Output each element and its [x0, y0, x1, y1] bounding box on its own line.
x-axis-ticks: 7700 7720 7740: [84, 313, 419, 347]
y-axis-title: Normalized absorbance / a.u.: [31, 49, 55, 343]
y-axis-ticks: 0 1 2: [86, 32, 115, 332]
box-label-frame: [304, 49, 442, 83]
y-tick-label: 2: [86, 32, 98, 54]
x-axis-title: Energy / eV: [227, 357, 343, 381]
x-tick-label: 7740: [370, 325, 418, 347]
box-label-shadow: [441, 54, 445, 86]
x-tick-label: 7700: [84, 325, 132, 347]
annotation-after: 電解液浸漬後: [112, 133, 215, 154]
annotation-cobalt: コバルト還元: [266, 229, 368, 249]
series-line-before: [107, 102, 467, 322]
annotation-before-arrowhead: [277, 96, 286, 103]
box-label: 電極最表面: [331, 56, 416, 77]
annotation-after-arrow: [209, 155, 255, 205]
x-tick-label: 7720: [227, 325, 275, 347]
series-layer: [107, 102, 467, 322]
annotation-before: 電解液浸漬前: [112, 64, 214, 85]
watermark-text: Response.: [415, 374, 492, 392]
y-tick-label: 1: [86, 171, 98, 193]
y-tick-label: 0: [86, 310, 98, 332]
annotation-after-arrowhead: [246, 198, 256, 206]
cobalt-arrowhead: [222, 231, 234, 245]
------
Given problem: Write out every line of the data above again, word for word and unchanged.

Expected answer:
Output each element and its [x0, y0, x1, y1] bounding box on its own line.
x-axis-ticks: 7700 7720 7740: [84, 313, 419, 347]
y-axis-title: Normalized absorbance / a.u.: [31, 49, 55, 343]
y-axis-ticks: 0 1 2: [86, 32, 115, 332]
box-label-frame: [304, 49, 442, 83]
y-tick-label: 2: [86, 32, 98, 54]
x-axis-title: Energy / eV: [227, 357, 343, 381]
x-tick-label: 7740: [370, 325, 418, 347]
box-label-shadow: [441, 54, 445, 86]
x-tick-label: 7700: [84, 325, 132, 347]
annotation-after: 電解液浸漬後: [112, 133, 215, 154]
annotation-cobalt: コバルト還元: [266, 229, 368, 249]
series-line-before: [107, 102, 467, 322]
annotation-before-arrowhead: [277, 96, 286, 103]
box-label: 電極最表面: [331, 56, 416, 77]
annotation-after-arrow: [209, 155, 255, 205]
x-tick-label: 7720: [227, 325, 275, 347]
series-layer: [107, 102, 467, 322]
annotation-before: 電解液浸漬前: [112, 64, 214, 85]
watermark-text: Response.: [415, 374, 492, 392]
y-tick-label: 1: [86, 171, 98, 193]
y-tick-label: 0: [86, 310, 98, 332]
annotation-after-arrowhead: [246, 198, 256, 206]
cobalt-arrowhead: [222, 231, 234, 245]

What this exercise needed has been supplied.